### [Short exercise]
Search the material for the word "科学的春天" and report each line where it turns up.

Collected data
───

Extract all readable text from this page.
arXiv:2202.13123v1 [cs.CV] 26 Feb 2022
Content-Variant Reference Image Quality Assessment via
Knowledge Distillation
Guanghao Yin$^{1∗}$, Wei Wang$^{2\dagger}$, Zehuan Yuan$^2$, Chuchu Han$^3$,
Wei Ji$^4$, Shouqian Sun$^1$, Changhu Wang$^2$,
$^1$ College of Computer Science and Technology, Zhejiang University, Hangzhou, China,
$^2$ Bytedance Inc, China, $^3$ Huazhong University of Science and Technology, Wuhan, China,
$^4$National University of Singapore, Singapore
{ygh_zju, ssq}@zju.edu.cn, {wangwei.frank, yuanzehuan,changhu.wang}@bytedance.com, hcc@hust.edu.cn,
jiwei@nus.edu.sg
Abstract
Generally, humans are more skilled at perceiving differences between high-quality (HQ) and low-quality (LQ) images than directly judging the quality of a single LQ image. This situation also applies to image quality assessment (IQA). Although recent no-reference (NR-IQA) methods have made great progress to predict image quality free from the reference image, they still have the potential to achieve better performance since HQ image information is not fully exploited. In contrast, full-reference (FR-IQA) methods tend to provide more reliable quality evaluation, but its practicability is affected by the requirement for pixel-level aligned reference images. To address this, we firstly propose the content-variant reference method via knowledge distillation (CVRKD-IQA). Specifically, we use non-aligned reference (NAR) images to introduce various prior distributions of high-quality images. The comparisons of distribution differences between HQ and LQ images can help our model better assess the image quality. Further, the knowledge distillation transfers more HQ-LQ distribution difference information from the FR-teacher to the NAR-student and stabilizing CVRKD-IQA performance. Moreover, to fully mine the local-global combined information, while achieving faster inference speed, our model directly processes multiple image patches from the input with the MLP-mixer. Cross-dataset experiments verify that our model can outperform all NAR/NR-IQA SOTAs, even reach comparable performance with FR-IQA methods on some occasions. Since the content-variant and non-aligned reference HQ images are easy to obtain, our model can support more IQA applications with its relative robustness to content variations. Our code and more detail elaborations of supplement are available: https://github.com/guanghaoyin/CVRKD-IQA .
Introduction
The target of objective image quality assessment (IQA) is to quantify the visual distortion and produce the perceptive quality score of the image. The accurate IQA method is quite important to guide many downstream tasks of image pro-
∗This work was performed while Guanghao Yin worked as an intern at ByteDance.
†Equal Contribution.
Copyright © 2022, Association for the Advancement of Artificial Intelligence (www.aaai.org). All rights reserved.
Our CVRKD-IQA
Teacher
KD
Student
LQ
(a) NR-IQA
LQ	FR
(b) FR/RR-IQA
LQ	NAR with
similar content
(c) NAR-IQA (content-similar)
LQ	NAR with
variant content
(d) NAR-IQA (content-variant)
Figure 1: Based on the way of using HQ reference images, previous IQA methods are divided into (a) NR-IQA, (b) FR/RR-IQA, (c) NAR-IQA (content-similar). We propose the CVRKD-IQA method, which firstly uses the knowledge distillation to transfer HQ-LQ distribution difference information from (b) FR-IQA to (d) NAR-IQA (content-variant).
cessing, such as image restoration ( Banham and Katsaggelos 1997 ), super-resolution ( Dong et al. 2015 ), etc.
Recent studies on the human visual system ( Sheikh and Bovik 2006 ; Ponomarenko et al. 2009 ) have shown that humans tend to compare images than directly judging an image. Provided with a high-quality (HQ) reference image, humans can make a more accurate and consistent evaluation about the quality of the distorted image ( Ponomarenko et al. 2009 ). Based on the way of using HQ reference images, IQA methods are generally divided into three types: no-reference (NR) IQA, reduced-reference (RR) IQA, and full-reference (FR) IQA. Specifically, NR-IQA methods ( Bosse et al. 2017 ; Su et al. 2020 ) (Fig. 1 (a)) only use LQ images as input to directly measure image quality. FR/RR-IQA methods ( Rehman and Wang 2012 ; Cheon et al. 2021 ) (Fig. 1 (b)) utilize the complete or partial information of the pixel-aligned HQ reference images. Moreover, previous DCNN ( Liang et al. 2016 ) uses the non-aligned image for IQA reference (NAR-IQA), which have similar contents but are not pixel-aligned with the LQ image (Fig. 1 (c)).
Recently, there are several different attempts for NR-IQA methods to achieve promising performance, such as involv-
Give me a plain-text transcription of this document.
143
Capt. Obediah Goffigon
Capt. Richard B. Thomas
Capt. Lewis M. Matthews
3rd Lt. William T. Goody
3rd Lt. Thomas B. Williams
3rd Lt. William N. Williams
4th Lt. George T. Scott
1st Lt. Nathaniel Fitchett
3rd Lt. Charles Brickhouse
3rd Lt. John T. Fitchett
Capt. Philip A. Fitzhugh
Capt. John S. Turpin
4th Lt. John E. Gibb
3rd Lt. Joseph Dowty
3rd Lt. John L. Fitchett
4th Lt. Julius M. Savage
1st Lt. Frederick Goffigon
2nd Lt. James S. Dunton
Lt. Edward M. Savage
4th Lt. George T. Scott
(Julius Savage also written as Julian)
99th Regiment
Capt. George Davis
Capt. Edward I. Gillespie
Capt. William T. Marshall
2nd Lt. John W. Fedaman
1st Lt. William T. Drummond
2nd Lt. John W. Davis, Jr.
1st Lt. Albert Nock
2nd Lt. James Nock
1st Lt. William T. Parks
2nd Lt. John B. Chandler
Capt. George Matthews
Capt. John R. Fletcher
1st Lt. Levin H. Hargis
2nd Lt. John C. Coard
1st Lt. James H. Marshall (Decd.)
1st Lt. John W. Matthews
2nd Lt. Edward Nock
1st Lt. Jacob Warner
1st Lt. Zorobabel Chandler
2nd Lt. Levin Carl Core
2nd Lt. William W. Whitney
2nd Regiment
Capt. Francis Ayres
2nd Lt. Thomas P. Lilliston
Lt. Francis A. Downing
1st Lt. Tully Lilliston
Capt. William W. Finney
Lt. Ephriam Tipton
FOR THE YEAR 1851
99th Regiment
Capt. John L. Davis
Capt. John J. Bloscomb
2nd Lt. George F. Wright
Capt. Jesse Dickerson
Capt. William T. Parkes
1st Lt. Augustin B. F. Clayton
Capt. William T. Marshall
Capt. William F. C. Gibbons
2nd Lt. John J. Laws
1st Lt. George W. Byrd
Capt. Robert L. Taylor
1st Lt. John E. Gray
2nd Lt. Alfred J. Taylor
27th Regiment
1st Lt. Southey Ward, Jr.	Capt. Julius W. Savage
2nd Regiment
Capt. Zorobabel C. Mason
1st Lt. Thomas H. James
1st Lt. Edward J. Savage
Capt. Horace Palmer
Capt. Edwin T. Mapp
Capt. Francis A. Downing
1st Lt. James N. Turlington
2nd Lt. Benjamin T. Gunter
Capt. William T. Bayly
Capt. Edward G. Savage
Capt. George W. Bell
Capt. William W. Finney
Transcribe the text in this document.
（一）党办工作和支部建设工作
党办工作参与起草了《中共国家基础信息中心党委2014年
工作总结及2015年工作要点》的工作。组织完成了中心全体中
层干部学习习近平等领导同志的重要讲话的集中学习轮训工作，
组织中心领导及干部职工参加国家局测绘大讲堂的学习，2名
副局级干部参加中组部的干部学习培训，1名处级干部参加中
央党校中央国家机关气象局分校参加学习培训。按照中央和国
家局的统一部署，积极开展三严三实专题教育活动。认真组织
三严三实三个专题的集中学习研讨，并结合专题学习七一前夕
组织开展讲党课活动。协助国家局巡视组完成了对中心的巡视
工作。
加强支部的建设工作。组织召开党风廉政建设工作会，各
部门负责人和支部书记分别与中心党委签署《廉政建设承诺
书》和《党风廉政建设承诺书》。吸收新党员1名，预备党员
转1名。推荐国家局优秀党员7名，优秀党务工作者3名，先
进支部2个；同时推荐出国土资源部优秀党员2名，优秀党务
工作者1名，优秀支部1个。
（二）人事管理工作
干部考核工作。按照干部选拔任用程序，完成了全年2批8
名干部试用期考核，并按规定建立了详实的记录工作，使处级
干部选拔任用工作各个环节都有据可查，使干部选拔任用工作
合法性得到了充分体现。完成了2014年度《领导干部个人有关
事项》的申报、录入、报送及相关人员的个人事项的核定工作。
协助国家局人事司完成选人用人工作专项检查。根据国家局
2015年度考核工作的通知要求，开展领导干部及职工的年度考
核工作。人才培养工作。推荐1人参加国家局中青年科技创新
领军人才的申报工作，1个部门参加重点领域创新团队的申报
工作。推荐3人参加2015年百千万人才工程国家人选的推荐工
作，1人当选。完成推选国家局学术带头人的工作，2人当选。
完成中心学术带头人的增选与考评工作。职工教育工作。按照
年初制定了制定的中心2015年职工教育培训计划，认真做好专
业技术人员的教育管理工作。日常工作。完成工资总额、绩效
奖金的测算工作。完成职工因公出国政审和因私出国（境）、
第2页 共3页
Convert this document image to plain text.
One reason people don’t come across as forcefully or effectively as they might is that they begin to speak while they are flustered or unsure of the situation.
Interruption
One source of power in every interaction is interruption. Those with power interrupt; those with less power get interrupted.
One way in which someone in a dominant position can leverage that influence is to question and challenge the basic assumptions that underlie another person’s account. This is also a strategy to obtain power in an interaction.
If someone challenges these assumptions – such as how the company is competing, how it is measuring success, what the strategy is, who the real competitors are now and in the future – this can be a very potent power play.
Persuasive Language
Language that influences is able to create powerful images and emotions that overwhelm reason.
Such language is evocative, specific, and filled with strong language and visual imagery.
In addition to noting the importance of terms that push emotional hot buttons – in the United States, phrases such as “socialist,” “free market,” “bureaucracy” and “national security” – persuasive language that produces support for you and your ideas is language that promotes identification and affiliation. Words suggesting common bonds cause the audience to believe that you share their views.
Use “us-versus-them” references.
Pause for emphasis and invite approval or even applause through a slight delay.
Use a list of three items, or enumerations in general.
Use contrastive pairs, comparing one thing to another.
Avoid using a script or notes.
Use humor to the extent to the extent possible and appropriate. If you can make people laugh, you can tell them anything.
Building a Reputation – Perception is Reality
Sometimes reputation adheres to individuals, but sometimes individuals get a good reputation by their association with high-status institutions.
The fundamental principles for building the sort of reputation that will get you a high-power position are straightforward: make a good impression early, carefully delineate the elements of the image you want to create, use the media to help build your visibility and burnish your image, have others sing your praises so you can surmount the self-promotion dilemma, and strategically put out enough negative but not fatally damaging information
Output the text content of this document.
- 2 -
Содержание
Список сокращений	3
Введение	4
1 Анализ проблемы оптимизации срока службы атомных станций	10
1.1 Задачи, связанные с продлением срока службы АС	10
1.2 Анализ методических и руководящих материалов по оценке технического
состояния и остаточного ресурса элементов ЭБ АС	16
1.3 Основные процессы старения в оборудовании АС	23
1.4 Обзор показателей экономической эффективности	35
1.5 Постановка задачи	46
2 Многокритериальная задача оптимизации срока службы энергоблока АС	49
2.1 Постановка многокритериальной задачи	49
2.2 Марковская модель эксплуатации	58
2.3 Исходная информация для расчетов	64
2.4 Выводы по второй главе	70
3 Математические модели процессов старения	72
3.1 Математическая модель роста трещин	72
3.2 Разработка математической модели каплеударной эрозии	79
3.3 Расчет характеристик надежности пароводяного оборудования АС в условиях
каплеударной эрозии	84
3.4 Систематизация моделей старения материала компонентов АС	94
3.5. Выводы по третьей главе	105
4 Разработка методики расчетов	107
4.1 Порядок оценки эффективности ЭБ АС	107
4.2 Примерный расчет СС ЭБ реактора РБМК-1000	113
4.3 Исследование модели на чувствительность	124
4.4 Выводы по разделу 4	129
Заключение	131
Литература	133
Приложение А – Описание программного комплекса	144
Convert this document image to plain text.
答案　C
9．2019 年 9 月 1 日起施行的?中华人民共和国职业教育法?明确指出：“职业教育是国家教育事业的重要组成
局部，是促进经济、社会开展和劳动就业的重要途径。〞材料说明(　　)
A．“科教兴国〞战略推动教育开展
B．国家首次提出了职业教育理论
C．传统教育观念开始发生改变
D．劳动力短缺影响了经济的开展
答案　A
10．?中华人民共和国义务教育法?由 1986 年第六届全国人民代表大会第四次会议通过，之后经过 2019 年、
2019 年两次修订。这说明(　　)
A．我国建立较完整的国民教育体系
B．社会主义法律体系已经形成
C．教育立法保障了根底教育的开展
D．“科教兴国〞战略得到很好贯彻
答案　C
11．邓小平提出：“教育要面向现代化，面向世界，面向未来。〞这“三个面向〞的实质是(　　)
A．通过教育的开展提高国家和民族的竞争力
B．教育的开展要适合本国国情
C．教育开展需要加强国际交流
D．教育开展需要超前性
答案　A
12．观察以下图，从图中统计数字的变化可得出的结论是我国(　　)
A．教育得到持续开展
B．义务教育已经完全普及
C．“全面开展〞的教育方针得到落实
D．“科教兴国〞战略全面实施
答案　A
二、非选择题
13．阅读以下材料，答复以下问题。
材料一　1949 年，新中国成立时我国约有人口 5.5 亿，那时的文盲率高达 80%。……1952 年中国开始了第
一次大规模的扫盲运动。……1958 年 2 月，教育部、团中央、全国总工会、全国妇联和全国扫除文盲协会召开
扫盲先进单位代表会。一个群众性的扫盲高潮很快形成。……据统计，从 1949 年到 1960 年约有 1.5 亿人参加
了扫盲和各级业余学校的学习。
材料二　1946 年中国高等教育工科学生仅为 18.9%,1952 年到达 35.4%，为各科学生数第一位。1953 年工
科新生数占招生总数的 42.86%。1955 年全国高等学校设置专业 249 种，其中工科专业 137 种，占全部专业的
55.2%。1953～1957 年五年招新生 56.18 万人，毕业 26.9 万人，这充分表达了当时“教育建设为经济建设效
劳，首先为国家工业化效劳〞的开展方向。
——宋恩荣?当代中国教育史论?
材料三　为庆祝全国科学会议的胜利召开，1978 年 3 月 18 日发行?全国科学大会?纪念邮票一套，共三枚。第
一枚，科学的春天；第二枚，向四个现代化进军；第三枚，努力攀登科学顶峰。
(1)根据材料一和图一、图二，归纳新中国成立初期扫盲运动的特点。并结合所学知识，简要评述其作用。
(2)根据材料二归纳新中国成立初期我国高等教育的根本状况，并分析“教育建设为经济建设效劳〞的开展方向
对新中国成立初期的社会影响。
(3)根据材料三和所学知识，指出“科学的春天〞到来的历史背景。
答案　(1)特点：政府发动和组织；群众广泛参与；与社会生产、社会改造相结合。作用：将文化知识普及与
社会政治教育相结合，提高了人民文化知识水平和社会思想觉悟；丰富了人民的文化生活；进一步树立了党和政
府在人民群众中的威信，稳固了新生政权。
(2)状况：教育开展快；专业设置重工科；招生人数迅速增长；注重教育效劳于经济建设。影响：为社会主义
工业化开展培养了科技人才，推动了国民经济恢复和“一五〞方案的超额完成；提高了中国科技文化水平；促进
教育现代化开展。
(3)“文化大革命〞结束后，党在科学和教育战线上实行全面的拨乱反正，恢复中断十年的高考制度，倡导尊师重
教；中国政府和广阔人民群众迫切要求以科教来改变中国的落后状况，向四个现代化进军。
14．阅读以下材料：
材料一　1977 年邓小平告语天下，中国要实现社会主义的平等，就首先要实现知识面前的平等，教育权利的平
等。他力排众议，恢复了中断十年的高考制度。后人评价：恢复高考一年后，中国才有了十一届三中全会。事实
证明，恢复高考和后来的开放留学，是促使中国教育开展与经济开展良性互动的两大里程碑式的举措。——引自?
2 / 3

───

### [Task answer]
一枚，科学的春天；第二枚，向四个现代化进军；第三枚，努力攀登科学顶峰。
(3)根据材料三和所学知识，指出“科学的春天〞到来的历史背景。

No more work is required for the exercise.